* [Exercise] Identify all lines of the data containing the string "Μακεδόνας" and copy them.

** BEGIN Stored data **

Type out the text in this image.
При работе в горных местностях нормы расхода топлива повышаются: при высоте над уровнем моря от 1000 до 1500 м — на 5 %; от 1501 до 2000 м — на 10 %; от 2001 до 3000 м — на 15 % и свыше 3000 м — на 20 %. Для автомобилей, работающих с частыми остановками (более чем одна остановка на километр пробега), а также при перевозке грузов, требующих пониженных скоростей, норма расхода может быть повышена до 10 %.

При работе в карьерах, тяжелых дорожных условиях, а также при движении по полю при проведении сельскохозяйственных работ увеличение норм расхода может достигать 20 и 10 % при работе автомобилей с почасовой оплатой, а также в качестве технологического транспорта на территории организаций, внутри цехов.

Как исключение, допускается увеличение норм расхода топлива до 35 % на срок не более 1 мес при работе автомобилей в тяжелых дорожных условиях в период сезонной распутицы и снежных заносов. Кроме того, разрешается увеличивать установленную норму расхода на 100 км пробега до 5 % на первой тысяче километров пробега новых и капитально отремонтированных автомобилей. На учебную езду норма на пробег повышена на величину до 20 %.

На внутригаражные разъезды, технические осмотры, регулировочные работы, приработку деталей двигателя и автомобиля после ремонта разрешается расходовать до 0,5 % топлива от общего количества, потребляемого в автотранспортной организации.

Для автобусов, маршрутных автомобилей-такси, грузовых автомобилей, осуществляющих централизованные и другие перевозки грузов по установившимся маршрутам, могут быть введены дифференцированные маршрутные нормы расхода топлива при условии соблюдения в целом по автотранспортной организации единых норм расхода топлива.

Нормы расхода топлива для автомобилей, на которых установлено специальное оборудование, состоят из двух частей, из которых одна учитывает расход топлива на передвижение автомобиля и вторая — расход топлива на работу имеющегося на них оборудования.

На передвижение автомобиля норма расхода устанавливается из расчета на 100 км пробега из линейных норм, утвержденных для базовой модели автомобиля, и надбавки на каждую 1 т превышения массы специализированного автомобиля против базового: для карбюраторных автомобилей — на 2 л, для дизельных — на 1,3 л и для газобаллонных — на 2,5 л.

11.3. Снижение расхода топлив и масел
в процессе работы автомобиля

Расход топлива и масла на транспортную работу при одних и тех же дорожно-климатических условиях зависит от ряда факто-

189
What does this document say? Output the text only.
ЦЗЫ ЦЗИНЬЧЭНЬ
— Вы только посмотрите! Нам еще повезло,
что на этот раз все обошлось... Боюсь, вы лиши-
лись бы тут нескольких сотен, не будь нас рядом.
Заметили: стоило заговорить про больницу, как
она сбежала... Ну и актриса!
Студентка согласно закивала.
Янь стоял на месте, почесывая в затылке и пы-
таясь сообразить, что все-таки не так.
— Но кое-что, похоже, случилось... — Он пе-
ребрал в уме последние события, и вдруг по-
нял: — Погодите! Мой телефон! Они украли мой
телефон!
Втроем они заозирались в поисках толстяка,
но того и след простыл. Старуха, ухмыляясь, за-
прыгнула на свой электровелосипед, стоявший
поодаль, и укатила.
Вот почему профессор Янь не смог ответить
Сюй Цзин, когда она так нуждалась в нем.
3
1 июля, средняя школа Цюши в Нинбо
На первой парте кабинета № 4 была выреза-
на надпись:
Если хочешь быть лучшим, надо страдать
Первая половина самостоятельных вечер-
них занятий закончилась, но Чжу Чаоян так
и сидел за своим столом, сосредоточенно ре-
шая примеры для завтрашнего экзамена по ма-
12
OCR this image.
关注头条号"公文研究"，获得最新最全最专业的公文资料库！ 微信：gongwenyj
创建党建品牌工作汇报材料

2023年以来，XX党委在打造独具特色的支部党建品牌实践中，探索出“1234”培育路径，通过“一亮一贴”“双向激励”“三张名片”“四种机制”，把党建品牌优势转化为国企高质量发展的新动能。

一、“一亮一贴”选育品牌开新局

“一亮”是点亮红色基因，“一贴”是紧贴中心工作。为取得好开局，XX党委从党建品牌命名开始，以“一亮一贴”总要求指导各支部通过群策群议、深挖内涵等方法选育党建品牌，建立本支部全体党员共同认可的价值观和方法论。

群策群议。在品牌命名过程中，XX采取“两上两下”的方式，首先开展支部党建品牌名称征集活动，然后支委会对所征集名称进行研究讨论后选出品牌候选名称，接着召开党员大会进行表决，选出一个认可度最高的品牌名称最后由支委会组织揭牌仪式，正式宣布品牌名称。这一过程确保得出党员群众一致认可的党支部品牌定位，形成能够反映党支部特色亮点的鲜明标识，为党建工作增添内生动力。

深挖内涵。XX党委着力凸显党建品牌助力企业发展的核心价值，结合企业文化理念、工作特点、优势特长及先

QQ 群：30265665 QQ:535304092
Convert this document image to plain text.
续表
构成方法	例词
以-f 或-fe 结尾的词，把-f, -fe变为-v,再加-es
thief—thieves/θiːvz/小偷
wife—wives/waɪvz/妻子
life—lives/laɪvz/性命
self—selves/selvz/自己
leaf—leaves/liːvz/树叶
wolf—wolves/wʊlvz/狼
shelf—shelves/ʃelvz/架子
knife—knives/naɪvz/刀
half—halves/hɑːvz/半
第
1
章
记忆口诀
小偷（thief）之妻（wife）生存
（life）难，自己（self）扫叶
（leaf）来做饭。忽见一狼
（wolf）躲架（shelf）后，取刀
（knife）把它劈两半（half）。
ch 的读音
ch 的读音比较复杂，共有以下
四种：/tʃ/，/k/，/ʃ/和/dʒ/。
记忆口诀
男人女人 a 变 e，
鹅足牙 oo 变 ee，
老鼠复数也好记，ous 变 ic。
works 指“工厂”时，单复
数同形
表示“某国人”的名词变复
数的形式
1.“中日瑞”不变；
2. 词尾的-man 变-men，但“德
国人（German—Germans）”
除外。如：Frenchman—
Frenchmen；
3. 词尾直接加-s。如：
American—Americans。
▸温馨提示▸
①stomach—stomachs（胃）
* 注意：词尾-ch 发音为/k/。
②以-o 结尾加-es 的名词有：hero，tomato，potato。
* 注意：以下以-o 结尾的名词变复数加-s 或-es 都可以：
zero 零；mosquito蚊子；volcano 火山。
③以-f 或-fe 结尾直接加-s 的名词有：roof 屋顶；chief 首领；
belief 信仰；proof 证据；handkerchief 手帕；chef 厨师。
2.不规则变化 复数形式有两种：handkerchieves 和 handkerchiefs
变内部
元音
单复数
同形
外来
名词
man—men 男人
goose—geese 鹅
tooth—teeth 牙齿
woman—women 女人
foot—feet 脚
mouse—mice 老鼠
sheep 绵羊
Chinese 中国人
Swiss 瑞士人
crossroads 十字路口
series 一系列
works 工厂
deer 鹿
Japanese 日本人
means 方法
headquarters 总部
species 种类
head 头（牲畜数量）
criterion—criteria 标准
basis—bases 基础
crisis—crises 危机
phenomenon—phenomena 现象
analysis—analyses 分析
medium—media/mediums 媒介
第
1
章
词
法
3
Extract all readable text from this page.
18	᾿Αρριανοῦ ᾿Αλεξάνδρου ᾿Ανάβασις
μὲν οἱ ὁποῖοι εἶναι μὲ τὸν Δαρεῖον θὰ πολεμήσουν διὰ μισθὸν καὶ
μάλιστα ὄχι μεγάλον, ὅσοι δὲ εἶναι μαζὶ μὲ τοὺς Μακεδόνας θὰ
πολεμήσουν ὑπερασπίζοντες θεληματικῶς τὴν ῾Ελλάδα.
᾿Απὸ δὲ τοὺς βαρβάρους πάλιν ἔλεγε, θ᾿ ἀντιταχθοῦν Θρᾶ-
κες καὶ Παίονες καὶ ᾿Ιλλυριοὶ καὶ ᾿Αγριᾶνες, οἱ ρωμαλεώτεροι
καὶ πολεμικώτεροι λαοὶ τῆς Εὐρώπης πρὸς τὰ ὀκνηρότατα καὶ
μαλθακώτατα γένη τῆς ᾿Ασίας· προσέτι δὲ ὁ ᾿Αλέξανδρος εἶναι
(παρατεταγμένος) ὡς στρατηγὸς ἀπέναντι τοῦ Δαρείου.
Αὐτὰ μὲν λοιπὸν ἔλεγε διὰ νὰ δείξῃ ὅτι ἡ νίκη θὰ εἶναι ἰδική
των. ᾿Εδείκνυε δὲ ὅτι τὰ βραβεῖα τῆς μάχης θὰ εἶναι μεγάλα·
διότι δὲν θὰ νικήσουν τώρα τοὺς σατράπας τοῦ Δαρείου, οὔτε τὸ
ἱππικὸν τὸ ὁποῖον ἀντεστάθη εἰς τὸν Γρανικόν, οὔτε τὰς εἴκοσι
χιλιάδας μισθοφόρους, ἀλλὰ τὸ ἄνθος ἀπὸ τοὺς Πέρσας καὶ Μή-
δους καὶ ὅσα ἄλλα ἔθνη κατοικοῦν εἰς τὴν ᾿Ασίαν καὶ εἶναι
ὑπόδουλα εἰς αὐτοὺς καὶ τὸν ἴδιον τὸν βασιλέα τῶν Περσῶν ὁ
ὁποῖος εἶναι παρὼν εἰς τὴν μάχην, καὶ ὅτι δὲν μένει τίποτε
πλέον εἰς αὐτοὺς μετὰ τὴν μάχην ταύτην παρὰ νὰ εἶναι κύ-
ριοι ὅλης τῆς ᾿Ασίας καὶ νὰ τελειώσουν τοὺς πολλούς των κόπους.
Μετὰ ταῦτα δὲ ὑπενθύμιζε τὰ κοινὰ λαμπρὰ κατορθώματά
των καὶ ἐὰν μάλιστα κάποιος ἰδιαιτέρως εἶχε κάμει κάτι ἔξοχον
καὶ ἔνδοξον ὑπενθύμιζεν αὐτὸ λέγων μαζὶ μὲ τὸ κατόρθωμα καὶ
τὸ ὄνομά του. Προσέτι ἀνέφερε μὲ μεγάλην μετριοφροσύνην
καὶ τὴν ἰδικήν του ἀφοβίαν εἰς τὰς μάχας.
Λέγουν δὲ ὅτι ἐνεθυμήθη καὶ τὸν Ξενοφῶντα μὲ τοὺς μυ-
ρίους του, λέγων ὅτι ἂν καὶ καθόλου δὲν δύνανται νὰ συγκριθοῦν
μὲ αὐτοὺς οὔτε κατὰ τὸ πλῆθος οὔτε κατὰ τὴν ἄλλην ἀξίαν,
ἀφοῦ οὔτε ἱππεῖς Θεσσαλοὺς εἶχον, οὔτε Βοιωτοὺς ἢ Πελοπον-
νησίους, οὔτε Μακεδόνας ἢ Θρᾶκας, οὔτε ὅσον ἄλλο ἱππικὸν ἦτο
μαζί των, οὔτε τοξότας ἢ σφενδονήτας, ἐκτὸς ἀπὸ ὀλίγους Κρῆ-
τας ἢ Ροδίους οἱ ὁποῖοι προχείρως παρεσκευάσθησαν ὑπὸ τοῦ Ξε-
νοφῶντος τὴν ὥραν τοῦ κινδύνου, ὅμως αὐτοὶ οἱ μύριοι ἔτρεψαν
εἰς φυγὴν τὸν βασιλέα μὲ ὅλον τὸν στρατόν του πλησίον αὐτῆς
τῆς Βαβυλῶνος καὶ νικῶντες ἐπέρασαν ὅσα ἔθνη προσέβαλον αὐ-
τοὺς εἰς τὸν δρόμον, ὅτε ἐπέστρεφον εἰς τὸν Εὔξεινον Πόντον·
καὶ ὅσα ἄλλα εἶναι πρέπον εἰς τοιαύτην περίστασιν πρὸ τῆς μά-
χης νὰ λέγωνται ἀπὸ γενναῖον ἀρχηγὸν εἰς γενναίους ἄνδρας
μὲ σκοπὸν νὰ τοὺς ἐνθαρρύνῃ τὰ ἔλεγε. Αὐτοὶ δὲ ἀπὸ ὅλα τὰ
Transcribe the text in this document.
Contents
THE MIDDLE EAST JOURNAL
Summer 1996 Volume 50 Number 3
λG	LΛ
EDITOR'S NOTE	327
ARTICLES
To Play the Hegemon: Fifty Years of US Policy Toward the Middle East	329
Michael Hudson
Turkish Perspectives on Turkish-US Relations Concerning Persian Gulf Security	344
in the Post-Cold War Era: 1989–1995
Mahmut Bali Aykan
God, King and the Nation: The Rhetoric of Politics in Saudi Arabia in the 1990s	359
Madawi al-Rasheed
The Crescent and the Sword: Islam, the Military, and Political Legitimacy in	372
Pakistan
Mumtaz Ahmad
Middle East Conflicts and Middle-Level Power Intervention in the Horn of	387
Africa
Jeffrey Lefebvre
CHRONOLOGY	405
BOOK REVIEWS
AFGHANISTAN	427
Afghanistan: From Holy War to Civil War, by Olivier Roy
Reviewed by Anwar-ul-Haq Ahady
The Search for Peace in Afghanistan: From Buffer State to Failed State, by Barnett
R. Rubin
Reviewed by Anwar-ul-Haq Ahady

** END Stored data **

* [Task response]
μάλιστα ὄχι μεγάλον, ὅσοι δὲ εἶναι μαζὶ μὲ τοὺς Μακεδόνας θὰ
νησίους, οὔτε Μακεδόνας ἢ Θρᾶκας, οὔτε ὅσον ἄλλο ἱππικὸν ἦτο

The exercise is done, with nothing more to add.